Go through the entries one line at a time, and gather every line that has the word "ylabel".
-- begin DATA FOR THIS EXERCISE --
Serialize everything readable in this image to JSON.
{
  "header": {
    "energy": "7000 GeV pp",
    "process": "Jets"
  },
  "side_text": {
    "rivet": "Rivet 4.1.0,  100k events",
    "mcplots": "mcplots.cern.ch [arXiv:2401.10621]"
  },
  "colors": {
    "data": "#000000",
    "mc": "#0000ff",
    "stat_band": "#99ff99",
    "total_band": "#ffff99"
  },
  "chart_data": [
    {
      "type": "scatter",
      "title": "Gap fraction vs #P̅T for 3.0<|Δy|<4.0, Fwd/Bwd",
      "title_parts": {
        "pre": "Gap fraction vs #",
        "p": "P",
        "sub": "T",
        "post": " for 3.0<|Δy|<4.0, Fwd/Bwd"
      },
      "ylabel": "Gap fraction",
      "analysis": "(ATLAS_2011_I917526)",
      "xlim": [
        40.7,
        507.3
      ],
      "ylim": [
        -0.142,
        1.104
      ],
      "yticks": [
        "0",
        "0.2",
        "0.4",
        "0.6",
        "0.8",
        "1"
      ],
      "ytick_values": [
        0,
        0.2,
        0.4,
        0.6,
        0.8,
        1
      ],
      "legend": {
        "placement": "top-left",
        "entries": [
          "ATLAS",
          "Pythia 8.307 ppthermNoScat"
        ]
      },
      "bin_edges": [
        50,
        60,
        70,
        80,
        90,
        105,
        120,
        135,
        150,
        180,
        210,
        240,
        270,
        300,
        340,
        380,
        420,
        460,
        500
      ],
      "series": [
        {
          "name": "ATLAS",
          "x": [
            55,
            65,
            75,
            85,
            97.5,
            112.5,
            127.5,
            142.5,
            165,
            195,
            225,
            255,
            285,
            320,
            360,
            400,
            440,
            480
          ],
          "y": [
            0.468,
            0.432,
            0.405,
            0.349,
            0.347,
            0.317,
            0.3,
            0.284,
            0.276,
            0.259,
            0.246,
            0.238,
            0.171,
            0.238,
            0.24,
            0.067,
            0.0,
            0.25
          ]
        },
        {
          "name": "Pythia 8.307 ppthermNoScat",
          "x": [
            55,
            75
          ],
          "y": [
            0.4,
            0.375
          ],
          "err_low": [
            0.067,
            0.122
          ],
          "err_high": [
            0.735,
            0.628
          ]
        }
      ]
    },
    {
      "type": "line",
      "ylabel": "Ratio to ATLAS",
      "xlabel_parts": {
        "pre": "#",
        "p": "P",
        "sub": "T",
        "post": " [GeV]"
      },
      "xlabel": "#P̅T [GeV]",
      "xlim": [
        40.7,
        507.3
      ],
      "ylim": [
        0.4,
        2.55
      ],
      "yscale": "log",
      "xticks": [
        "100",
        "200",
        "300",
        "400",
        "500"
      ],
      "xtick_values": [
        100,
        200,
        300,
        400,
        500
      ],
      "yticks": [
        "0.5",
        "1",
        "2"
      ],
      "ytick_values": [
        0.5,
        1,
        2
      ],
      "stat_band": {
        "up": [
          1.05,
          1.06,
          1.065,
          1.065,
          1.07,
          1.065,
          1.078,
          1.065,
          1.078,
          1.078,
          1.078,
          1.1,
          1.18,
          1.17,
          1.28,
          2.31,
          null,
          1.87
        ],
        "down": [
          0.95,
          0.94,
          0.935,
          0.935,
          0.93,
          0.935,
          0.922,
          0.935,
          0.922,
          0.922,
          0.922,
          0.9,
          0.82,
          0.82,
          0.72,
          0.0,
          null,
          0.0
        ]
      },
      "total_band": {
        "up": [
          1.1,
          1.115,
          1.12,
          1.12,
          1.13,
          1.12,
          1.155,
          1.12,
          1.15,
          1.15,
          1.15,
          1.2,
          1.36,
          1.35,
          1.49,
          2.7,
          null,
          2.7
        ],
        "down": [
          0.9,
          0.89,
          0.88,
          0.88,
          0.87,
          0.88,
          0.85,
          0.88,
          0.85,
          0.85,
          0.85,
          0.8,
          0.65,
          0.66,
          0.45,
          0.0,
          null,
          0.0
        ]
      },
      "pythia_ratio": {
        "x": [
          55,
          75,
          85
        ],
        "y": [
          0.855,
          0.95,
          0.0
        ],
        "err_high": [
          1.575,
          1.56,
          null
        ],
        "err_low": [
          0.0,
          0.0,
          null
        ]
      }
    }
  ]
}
-- end DATA FOR THIS EXERCISE --
RIGHT ANSWER —
      "ylabel": "Gap fraction",
      "ylabel": "Ratio to ATLAS",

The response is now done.